• [Data for this task]:
════════════════════
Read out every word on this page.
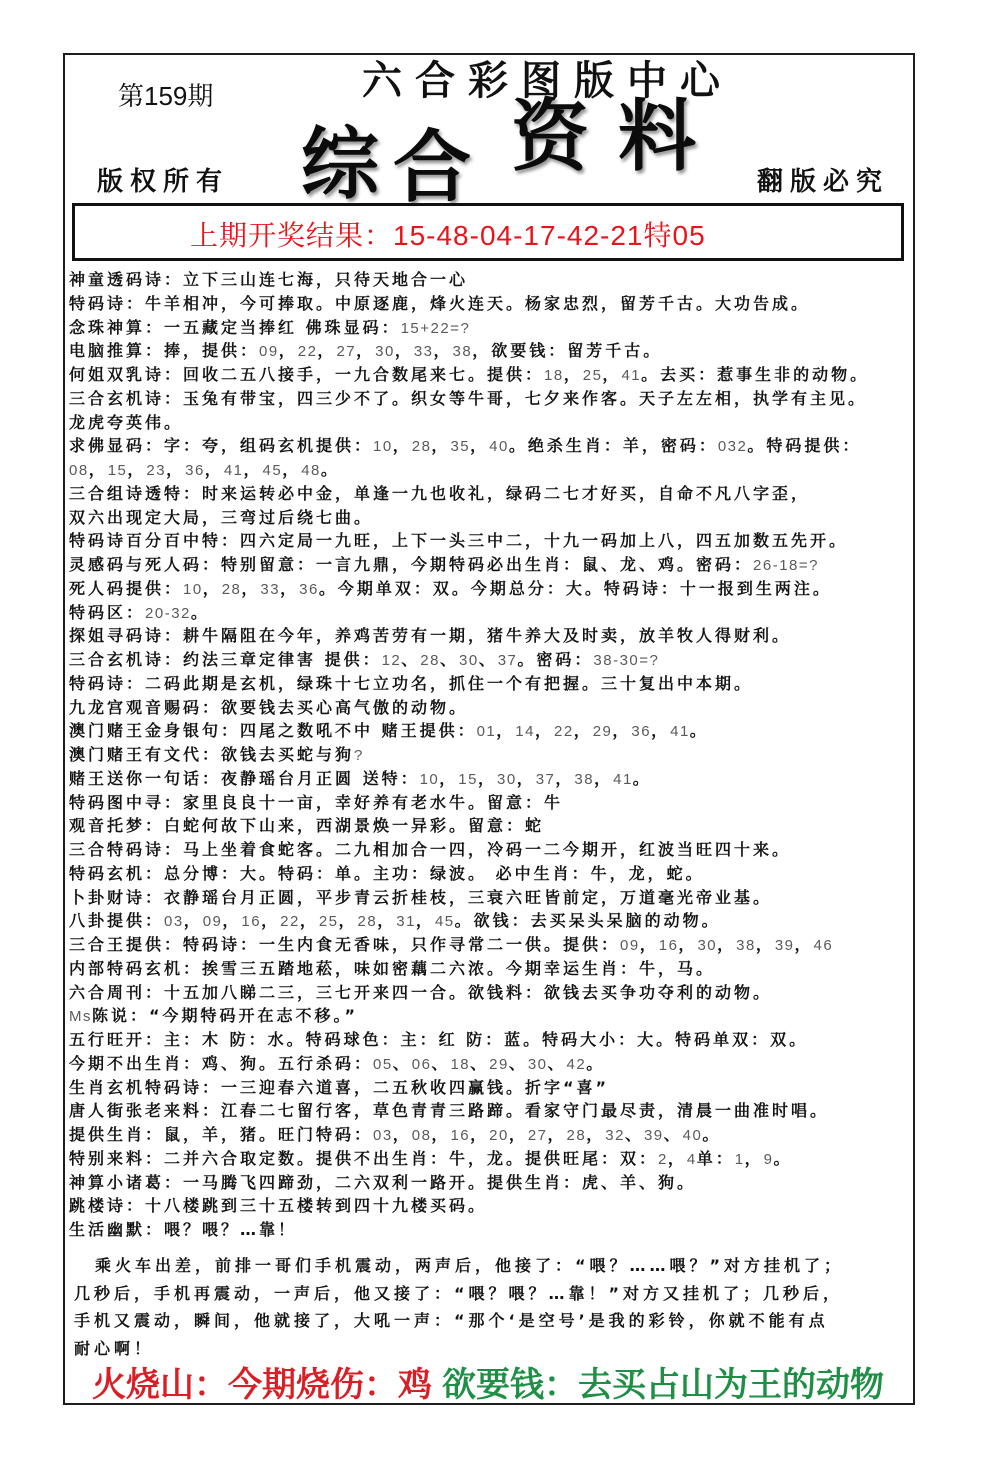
第159期	六合彩图版中心
综 合 资 料
版权所有	翻版必究
上期开奖结果：15-48-04-17-42-21特05
神童透码诗：立下三山连七海，只待天地合一心
特码诗：牛羊相冲，今可捧取。中原逐鹿，烽火连天。杨家忠烈，留芳千古。大功告成。
念珠神算：一五藏定当捧红 佛珠显码：15+22=?
电脑推算：捧，提供：09，22，27，30，33，38，欲要钱：留芳千古。
何姐双乳诗：回收二五八接手，一九合数尾来七。提供：18，25，41。去买：惹事生非的动物。
三合玄机诗：玉兔有带宝，四三少不了。织女等牛哥，七夕来作客。天子左左相，执学有主见。
龙虎夸英伟。
求佛显码：字：夸，组码玄机提供：10，28，35，40。绝杀生肖：羊，密码：032。特码提供：
08，15，23，36，41，45，48。
三合组诗透特：时来运转必中金，单逢一九也收礼，绿码二七才好买，自命不凡八字歪，
双六出现定大局，三弯过后绕七曲。
特码诗百分百中特：四六定局一九旺，上下一头三中二，十九一码加上八，四五加数五先开。
灵感码与死人码：特别留意：一言九鼎，今期特码必出生肖：鼠、龙、鸡。密码：26-18=?
死人码提供：10，28，33，36。今期单双：双。今期总分：大。特码诗：十一报到生两注。
特码区：20-32。
探姐寻码诗：耕牛隔阻在今年，养鸡苦劳有一期，猪牛养大及时卖，放羊牧人得财利。
三合玄机诗：约法三章定律害 提供：12、28、30、37。密码：38-30=?
特码诗：二码此期是玄机，绿珠十七立功名，抓住一个有把握。三十复出中本期。
九龙宫观音赐码：欲要钱去买心高气傲的动物。
澳门赌王金身银句：四尾之数吼不中 赌王提供：01，14，22，29，36，41。
澳门赌王有文代：欲钱去买蛇与狗?
赌王送你一句话：夜静瑶台月正圆 送特：10，15，30，37，38，41。
特码图中寻：家里良良十一亩，幸好养有老水牛。留意：牛
观音托梦：白蛇何故下山来，西湖景焕一异彩。留意：蛇
三合特码诗：马上坐着食蛇客。二九相加合一四，冷码一二今期开，红波当旺四十来。
特码玄机：总分博：大。特码：单。主功：绿波。 必中生肖：牛，龙，蛇。
卜卦财诗：衣静瑶台月正圆，平步青云折桂枝，三衰六旺皆前定，万道毫光帝业基。
八卦提供：03，09，16，22，25，28，31，45。欲钱：去买呆头呆脑的动物。
三合王提供：特码诗：一生内食无香味，只作寻常二一供。提供：09，16，30，38，39，46
内部特码玄机：挨雪三五踏地菘，味如密藕二六浓。今期幸运生肖：牛，马。
六合周刊：十五加八睇二三，三七开来四一合。欲钱料：欲钱去买争功夺利的动物。
Ms陈说：“今期特码开在志不移。”
五行旺开：主：木 防：水。特码球色：主：红 防：蓝。特码大小：大。特码单双：双。
今期不出生肖：鸡、狗。五行杀码：05、06、18、29、30、42。
生肖玄机特码诗：一三迎春六道喜，二五秋收四赢钱。折字“喜”
唐人街张老来料：江春二七留行客，草色青青三路蹄。看家守门最尽责，清晨一曲准时唱。
提供生肖：鼠，羊，猪。旺门特码：03，08，16，20，27，28，32、39、40。
特别来料：二并六合取定数。提供不出生肖：牛，龙。提供旺尾：双：2，4单：1，9。
神算小诸葛：一马腾飞四蹄劲，二六双利一路开。提供生肖：虎、羊、狗。
跳楼诗：十八楼跳到三十五楼转到四十九楼买码。
生活幽默：喂？喂？…靠！
乘火车出差，前排一哥们手机震动，两声后，他接了：“喂？……喂？”对方挂机了；
几秒后，手机再震动，一声后，他又接了：“喂？喂？…靠！”对方又挂机了；几秒后，
手机又震动，瞬间，他就接了，大吼一声：“那个‘是空号’是我的彩铃，你就不能有点
耐心啊！
火烧山：今期烧伤：鸡 欲要钱：去买占山为王的动物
════════════════════
• [Stated task]: Pictures in the records above are not copied; print everything else exactly.

• [Solution to the exercise]:
Read out every word on this page.
第159期	六合彩图版中心
综 合 资 料
版权所有	翻版必究
上期开奖结果：15-48-04-17-42-21特05
神童透码诗：立下三山连七海，只待天地合一心
特码诗：牛羊相冲，今可捧取。中原逐鹿，烽火连天。杨家忠烈，留芳千古。大功告成。
念珠神算：一五藏定当捧红 佛珠显码：15+22=?
电脑推算：捧，提供：09，22，27，30，33，38，欲要钱：留芳千古。
何姐双乳诗：回收二五八接手，一九合数尾来七。提供：18，25，41。去买：惹事生非的动物。
三合玄机诗：玉兔有带宝，四三少不了。织女等牛哥，七夕来作客。天子左左相，执学有主见。
龙虎夸英伟。
求佛显码：字：夸，组码玄机提供：10，28，35，40。绝杀生肖：羊，密码：032。特码提供：
08，15，23，36，41，45，48。
三合组诗透特：时来运转必中金，单逢一九也收礼，绿码二七才好买，自命不凡八字歪，
双六出现定大局，三弯过后绕七曲。
特码诗百分百中特：四六定局一九旺，上下一头三中二，十九一码加上八，四五加数五先开。
灵感码与死人码：特别留意：一言九鼎，今期特码必出生肖：鼠、龙、鸡。密码：26-18=?
死人码提供：10，28，33，36。今期单双：双。今期总分：大。特码诗：十一报到生两注。
特码区：20-32。
探姐寻码诗：耕牛隔阻在今年，养鸡苦劳有一期，猪牛养大及时卖，放羊牧人得财利。
三合玄机诗：约法三章定律害 提供：12、28、30、37。密码：38-30=?
特码诗：二码此期是玄机，绿珠十七立功名，抓住一个有把握。三十复出中本期。
九龙宫观音赐码：欲要钱去买心高气傲的动物。
澳门赌王金身银句：四尾之数吼不中 赌王提供：01，14，22，29，36，41。
澳门赌王有文代：欲钱去买蛇与狗?
赌王送你一句话：夜静瑶台月正圆 送特：10，15，30，37，38，41。
特码图中寻：家里良良十一亩，幸好养有老水牛。留意：牛
观音托梦：白蛇何故下山来，西湖景焕一异彩。留意：蛇
三合特码诗：马上坐着食蛇客。二九相加合一四，冷码一二今期开，红波当旺四十来。
特码玄机：总分博：大。特码：单。主功：绿波。 必中生肖：牛，龙，蛇。
卜卦财诗：衣静瑶台月正圆，平步青云折桂枝，三衰六旺皆前定，万道毫光帝业基。
八卦提供：03，09，16，22，25，28，31，45。欲钱：去买呆头呆脑的动物。
三合王提供：特码诗：一生内食无香味，只作寻常二一供。提供：09，16，30，38，39，46
内部特码玄机：挨雪三五踏地菘，味如密藕二六浓。今期幸运生肖：牛，马。
六合周刊：十五加八睇二三，三七开来四一合。欲钱料：欲钱去买争功夺利的动物。
Ms陈说：“今期特码开在志不移。”
五行旺开：主：木 防：水。特码球色：主：红 防：蓝。特码大小：大。特码单双：双。
今期不出生肖：鸡、狗。五行杀码：05、06、18、29、30、42。
生肖玄机特码诗：一三迎春六道喜，二五秋收四赢钱。折字“喜”
唐人街张老来料：江春二七留行客，草色青青三路蹄。看家守门最尽责，清晨一曲准时唱。
提供生肖：鼠，羊，猪。旺门特码：03，08，16，20，27，28，32、39、40。
特别来料：二并六合取定数。提供不出生肖：牛，龙。提供旺尾：双：2，4单：1，9。
神算小诸葛：一马腾飞四蹄劲，二六双利一路开。提供生肖：虎、羊、狗。
跳楼诗：十八楼跳到三十五楼转到四十九楼买码。
生活幽默：喂？喂？…靠！
乘火车出差，前排一哥们手机震动，两声后，他接了：“喂？……喂？”对方挂机了；
几秒后，手机再震动，一声后，他又接了：“喂？喂？…靠！”对方又挂机了；几秒后，
手机又震动，瞬间，他就接了，大吼一声：“那个‘是空号’是我的彩铃，你就不能有点
耐心啊！
火烧山：今期烧伤：鸡 欲要钱：去买占山为王的动物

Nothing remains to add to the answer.